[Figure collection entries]
---

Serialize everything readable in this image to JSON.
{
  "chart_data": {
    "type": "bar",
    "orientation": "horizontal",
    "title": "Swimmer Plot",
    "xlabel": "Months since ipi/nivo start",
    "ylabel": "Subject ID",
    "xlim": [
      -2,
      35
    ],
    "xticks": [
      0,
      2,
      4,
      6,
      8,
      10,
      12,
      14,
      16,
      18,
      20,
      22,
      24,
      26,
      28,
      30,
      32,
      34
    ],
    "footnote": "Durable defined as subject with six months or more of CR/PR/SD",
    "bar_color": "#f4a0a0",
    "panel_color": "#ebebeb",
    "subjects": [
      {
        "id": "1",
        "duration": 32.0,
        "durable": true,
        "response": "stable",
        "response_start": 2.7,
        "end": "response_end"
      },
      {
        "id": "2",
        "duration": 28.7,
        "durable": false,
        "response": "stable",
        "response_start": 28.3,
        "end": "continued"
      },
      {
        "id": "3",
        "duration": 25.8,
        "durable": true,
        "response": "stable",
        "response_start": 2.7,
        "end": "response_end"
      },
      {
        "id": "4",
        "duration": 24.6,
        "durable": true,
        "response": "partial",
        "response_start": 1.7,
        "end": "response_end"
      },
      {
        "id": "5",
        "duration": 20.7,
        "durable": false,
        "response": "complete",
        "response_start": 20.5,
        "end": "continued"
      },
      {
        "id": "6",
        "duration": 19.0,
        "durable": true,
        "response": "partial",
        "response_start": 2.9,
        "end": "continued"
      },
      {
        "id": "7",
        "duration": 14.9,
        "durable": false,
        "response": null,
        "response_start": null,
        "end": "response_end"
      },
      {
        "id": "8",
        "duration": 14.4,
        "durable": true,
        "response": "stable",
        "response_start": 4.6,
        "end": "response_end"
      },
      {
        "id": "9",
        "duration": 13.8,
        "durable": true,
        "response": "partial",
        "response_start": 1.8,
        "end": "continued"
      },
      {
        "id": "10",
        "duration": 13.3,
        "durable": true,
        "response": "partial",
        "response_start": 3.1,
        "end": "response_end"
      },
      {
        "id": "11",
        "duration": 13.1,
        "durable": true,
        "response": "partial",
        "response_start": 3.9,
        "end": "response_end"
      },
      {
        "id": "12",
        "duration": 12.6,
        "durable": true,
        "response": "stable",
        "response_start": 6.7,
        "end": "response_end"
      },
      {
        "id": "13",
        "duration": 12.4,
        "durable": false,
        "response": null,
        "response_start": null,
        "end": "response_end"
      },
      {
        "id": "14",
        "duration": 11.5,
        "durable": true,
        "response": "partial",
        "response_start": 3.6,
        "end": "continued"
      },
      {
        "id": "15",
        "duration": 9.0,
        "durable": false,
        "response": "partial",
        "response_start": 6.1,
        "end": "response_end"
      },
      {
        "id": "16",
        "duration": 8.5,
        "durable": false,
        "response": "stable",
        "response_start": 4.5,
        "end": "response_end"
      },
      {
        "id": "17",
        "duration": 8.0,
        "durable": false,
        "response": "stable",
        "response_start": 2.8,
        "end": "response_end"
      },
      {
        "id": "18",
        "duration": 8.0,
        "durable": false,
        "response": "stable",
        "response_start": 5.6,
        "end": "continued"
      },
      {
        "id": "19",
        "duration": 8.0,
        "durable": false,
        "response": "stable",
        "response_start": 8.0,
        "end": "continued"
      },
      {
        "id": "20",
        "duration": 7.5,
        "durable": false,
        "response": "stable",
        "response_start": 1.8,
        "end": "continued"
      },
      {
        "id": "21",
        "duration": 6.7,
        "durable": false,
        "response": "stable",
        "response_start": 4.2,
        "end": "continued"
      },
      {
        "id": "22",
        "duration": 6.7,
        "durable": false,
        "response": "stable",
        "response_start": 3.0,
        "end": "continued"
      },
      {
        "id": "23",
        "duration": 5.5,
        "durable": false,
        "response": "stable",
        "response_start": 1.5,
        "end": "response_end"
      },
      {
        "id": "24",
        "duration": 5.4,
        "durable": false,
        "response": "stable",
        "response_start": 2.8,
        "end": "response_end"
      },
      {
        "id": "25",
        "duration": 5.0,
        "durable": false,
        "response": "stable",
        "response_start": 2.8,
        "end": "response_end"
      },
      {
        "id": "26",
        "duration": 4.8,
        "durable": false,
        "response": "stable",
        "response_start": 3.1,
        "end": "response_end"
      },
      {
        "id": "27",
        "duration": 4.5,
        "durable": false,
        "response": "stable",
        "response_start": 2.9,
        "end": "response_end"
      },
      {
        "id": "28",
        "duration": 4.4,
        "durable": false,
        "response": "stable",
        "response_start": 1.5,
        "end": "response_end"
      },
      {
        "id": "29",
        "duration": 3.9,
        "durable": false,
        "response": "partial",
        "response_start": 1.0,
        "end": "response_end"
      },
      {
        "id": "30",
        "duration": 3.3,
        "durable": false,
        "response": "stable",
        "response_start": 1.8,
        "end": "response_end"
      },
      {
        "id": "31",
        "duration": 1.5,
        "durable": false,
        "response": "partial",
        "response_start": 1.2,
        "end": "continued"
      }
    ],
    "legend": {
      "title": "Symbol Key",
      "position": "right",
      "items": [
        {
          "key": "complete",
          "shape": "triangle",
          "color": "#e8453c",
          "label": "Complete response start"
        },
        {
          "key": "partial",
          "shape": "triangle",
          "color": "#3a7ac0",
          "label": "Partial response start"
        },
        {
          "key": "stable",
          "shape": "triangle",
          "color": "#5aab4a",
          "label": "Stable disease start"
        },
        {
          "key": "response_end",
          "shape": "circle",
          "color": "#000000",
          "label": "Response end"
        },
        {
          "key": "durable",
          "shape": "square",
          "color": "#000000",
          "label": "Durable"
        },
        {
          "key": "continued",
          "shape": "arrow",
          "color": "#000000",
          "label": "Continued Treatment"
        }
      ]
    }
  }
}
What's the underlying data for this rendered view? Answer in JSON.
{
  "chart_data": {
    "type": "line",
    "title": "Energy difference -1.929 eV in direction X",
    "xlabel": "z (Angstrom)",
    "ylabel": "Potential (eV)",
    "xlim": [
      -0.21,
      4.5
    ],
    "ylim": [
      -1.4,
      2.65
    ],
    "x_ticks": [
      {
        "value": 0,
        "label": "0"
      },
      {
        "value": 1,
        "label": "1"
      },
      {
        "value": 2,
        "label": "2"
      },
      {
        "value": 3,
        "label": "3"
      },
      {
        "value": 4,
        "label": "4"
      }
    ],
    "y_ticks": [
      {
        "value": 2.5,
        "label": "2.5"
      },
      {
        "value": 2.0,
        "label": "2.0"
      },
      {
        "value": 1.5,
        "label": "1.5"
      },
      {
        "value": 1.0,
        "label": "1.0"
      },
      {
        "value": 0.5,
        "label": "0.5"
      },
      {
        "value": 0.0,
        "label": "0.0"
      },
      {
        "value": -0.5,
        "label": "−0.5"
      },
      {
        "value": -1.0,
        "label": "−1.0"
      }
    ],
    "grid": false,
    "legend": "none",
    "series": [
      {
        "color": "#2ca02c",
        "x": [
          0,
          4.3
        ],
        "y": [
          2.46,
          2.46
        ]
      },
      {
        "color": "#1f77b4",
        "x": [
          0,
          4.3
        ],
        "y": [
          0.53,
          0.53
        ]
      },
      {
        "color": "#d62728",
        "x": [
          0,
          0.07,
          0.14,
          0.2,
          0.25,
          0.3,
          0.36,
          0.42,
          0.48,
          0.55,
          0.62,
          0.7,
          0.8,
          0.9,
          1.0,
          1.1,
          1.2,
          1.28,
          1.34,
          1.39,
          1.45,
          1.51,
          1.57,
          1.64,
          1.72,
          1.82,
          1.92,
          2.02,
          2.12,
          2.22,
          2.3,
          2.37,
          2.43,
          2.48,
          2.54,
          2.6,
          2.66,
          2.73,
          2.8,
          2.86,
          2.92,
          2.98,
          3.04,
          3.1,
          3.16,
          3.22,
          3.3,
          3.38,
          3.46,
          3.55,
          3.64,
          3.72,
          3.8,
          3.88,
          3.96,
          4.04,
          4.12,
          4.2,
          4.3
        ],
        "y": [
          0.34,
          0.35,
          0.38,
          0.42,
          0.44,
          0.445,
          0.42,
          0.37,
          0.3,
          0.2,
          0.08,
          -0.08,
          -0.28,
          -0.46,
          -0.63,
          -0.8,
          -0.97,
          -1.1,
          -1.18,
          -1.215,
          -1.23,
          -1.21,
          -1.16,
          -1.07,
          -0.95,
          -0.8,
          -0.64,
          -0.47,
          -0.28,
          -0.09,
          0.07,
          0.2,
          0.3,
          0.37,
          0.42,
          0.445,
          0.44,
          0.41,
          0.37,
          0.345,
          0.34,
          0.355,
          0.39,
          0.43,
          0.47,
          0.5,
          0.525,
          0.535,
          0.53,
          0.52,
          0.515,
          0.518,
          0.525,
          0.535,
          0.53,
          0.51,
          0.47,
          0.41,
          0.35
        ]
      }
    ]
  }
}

---

▶ **Your task**
Search the listing above for the string "xlabel". Copy every line that contains it.

▶ **Output**
    "xlabel": "Months since ipi/nivo start",
    "xlabel": "z (Angstrom)",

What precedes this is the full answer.